**To be done**
Tally the lines that contain the string "screenshot" and state that total without comment.

BEGIN Information shown

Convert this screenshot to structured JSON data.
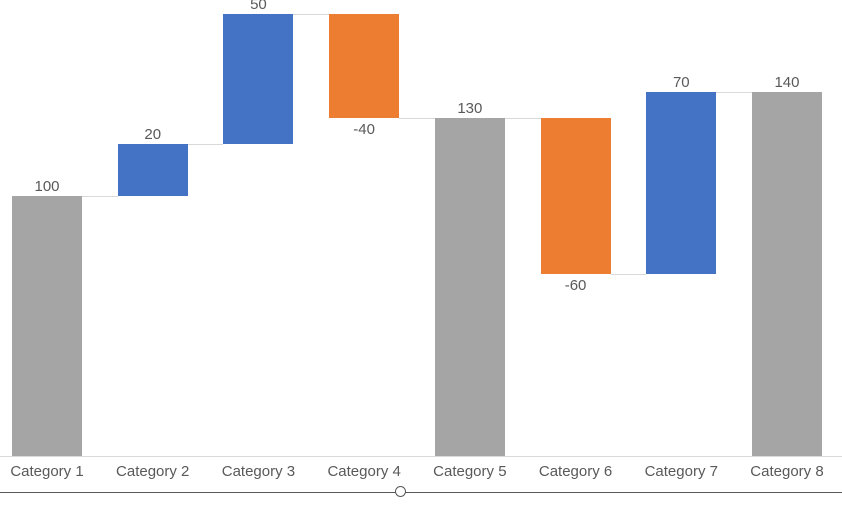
{
  "chart_data": {
    "type": "bar",
    "variant": "waterfall",
    "title": "",
    "xlabel": "",
    "ylabel": "",
    "categories": [
      "Category 1",
      "Category 2",
      "Category 3",
      "Category 4",
      "Category 5",
      "Category 6",
      "Category 7",
      "Category 8"
    ],
    "points": [
      {
        "category": "Category 1",
        "value": 100,
        "label": "100",
        "role": "total"
      },
      {
        "category": "Category 2",
        "value": 20,
        "label": "20",
        "role": "increase"
      },
      {
        "category": "Category 3",
        "value": 50,
        "label": "50",
        "role": "increase"
      },
      {
        "category": "Category 4",
        "value": -40,
        "label": "-40",
        "role": "decrease"
      },
      {
        "category": "Category 5",
        "value": 130,
        "label": "130",
        "role": "total"
      },
      {
        "category": "Category 6",
        "value": -60,
        "label": "-60",
        "role": "decrease"
      },
      {
        "category": "Category 7",
        "value": 70,
        "label": "70",
        "role": "increase"
      },
      {
        "category": "Category 8",
        "value": 140,
        "label": "140",
        "role": "total"
      }
    ],
    "cumulative": [
      100,
      120,
      170,
      130,
      130,
      70,
      140,
      140
    ],
    "ylim": [
      0,
      175
    ],
    "grid": false,
    "legend": false,
    "connectors": true,
    "colors": {
      "increase": "#4472C4",
      "decrease": "#ED7D31",
      "total": "#A5A5A5"
    },
    "connector_color": "#D9D9D9",
    "axis_line_color": "#D9D9D9",
    "label_color": "#595959",
    "background": "#FFFFFF"
  },
  "selection": {
    "border_color": "#595959",
    "handle_fill": "#FFFFFF",
    "handle_position": "bottom-center"
  }
}
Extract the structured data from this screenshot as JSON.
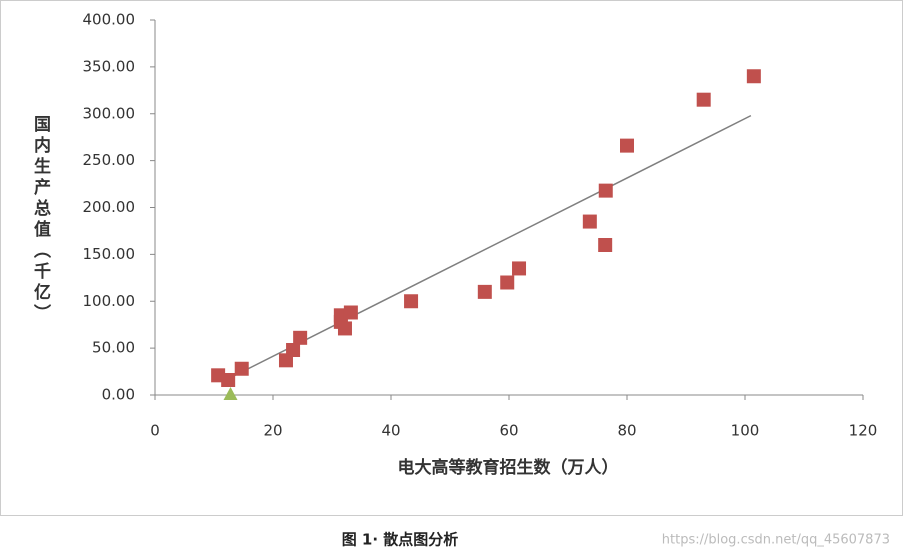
{
  "chart_data": {
    "type": "scatter",
    "y_label": "国内生产总值（千亿）",
    "x_label": "电大高等教育招生数（万人）",
    "caption": "图 1· 散点图分析",
    "watermark": "https://blog.csdn.net/qq_45607873",
    "xlim": [
      0,
      120
    ],
    "xticks": [
      0,
      20,
      40,
      60,
      80,
      100,
      120
    ],
    "ylim": [
      0,
      400
    ],
    "yticks": [
      {
        "value": 0,
        "label": "0.00"
      },
      {
        "value": 50,
        "label": "50.00"
      },
      {
        "value": 100,
        "label": "100.00"
      },
      {
        "value": 150,
        "label": "150.00"
      },
      {
        "value": 200,
        "label": "200.00"
      },
      {
        "value": 250,
        "label": "250.00"
      },
      {
        "value": 300,
        "label": "300.00"
      },
      {
        "value": 350,
        "label": "350.00"
      },
      {
        "value": 400,
        "label": "400.00"
      }
    ],
    "series": [
      {
        "color": "#c0504d",
        "marker": "square",
        "x": [
          10.7,
          12.4,
          14.7,
          22.2,
          23.4,
          24.6,
          31.5,
          31.5,
          32.2,
          33.2,
          43.4,
          55.9,
          59.7,
          61.7,
          73.7,
          76.3,
          76.4,
          80,
          93,
          101.5
        ],
        "values": [
          21,
          16,
          28,
          37,
          48,
          61,
          78,
          85,
          71,
          88,
          100,
          110,
          120,
          135,
          185,
          160,
          218,
          266,
          315,
          340
        ]
      },
      {
        "color": "#9bbb59",
        "marker": "triangle",
        "x": [
          12.8
        ],
        "values": [
          0
        ]
      }
    ],
    "trendline": {
      "color": "#7f7f7f",
      "x": [
        12,
        101
      ],
      "values": [
        16,
        298
      ]
    }
  }
}
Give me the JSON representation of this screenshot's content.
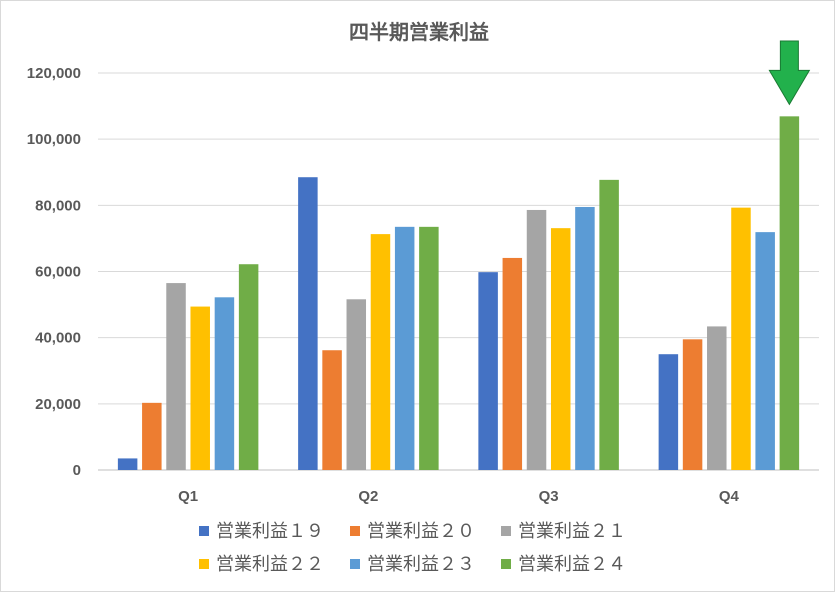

END Information shown

**Task response**
3